Objective: Copy out the listing that follows exactly, dropping every picture.

Records contained in a dataset:
[Begin]

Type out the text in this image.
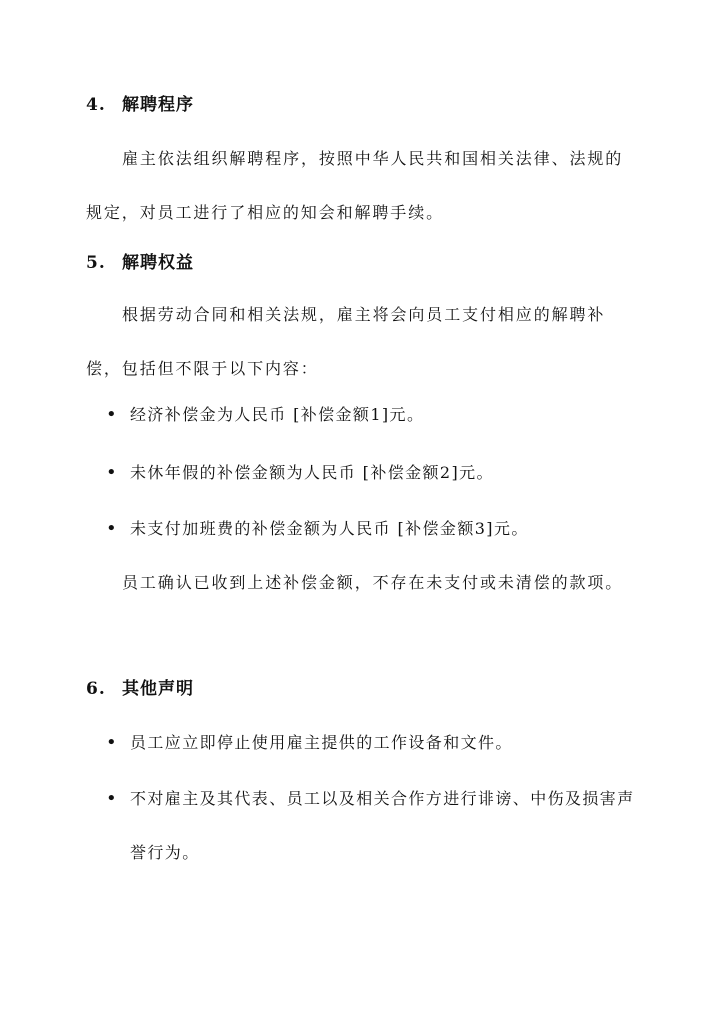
4. 解聘程序

雇主依法组织解聘程序，按照中华人民共和国相关法律、法规的规定，对员工进行了相应的知会和解聘手续。

5. 解聘权益

根据劳动合同和相关法规，雇主将会向员工支付相应的解聘补偿，包括但不限于以下内容：

• 经济补偿金为人民币 [补偿金额1]元。
• 未休年假的补偿金额为人民币 [补偿金额2]元。
• 未支付加班费的补偿金额为人民币 [补偿金额3]元。

员工确认已收到上述补偿金额，不存在未支付或未清偿的款项。

6. 其他声明
• 员工应立即停止使用雇主提供的工作设备和文件。
• 不对雇主及其代表、员工以及相关合作方进行诽谤、中伤及损害声誉行为。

[End]

Reply:
Type out the text in this image.
4. 解聘程序

雇主依法组织解聘程序，按照中华人民共和国相关法律、法规的规定，对员工进行了相应的知会和解聘手续。

5. 解聘权益

根据劳动合同和相关法规，雇主将会向员工支付相应的解聘补偿，包括但不限于以下内容：

• 经济补偿金为人民币 [补偿金额1]元。
• 未休年假的补偿金额为人民币 [补偿金额2]元。
• 未支付加班费的补偿金额为人民币 [补偿金额3]元。

员工确认已收到上述补偿金额，不存在未支付或未清偿的款项。

6. 其他声明
• 员工应立即停止使用雇主提供的工作设备和文件。
• 不对雇主及其代表、员工以及相关合作方进行诽谤、中伤及损害声誉行为。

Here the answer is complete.